From the entries below, work out the number of lines that hold the word "values", and give that number alone.

::: DATA RECORDS :::

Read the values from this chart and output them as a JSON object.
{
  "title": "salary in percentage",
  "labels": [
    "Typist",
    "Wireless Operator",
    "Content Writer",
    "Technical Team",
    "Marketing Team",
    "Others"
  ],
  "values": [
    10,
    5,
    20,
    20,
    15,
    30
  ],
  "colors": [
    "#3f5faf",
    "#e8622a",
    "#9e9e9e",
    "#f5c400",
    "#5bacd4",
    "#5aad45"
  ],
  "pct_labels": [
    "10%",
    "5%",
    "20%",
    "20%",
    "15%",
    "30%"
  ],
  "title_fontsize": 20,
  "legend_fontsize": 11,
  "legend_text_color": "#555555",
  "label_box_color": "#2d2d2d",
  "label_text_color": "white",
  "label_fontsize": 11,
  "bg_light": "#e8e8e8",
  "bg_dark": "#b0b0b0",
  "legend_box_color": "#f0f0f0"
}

:::

> **ANSWER FOR THIS EXERCISE**:
2